▶ [RECORDS FOR THIS TASK]:
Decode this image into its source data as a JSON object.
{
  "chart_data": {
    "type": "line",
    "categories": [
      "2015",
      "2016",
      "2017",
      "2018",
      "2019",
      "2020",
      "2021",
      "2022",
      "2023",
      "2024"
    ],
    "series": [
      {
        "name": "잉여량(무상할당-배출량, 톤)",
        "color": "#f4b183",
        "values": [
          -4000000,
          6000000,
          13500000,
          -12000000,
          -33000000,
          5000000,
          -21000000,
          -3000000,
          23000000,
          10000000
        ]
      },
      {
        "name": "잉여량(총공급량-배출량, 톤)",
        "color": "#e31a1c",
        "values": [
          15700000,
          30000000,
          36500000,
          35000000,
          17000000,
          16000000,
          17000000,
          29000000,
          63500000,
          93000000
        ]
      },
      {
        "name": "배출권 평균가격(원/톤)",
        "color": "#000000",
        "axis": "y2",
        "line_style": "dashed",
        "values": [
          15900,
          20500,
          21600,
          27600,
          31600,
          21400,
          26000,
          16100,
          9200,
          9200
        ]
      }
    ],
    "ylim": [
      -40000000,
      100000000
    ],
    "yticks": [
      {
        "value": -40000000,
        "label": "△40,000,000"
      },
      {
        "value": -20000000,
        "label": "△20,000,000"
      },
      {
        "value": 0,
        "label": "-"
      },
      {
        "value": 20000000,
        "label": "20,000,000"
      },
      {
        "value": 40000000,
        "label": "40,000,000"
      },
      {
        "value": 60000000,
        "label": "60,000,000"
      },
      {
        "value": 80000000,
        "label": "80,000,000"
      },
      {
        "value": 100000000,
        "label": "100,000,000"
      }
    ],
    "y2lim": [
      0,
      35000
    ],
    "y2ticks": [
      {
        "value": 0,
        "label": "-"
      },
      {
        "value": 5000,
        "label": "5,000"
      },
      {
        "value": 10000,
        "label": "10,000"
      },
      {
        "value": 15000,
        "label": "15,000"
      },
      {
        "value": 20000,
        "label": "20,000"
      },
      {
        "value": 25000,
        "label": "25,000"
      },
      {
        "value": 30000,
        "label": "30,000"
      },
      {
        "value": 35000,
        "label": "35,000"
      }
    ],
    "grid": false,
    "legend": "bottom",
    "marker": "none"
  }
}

▶ [GOAL]: Reproduce the data, keeping every line exactly the same.

▶ [RESULT OF THE TASK]:
Decode this image into its source data as a JSON object.
{
  "chart_data": {
    "type": "line",
    "categories": [
      "2015",
      "2016",
      "2017",
      "2018",
      "2019",
      "2020",
      "2021",
      "2022",
      "2023",
      "2024"
    ],
    "series": [
      {
        "name": "잉여량(무상할당-배출량, 톤)",
        "color": "#f4b183",
        "values": [
          -4000000,
          6000000,
          13500000,
          -12000000,
          -33000000,
          5000000,
          -21000000,
          -3000000,
          23000000,
          10000000
        ]
      },
      {
        "name": "잉여량(총공급량-배출량, 톤)",
        "color": "#e31a1c",
        "values": [
          15700000,
          30000000,
          36500000,
          35000000,
          17000000,
          16000000,
          17000000,
          29000000,
          63500000,
          93000000
        ]
      },
      {
        "name": "배출권 평균가격(원/톤)",
        "color": "#000000",
        "axis": "y2",
        "line_style": "dashed",
        "values": [
          15900,
          20500,
          21600,
          27600,
          31600,
          21400,
          26000,
          16100,
          9200,
          9200
        ]
      }
    ],
    "ylim": [
      -40000000,
      100000000
    ],
    "yticks": [
      {
        "value": -40000000,
        "label": "△40,000,000"
      },
      {
        "value": -20000000,
        "label": "△20,000,000"
      },
      {
        "value": 0,
        "label": "-"
      },
      {
        "value": 20000000,
        "label": "20,000,000"
      },
      {
        "value": 40000000,
        "label": "40,000,000"
      },
      {
        "value": 60000000,
        "label": "60,000,000"
      },
      {
        "value": 80000000,
        "label": "80,000,000"
      },
      {
        "value": 100000000,
        "label": "100,000,000"
      }
    ],
    "y2lim": [
      0,
      35000
    ],
    "y2ticks": [
      {
        "value": 0,
        "label": "-"
      },
      {
        "value": 5000,
        "label": "5,000"
      },
      {
        "value": 10000,
        "label": "10,000"
      },
      {
        "value": 15000,
        "label": "15,000"
      },
      {
        "value": 20000,
        "label": "20,000"
      },
      {
        "value": 25000,
        "label": "25,000"
      },
      {
        "value": 30000,
        "label": "30,000"
      },
      {
        "value": 35000,
        "label": "35,000"
      }
    ],
    "grid": false,
    "legend": "bottom",
    "marker": "none"
  }
}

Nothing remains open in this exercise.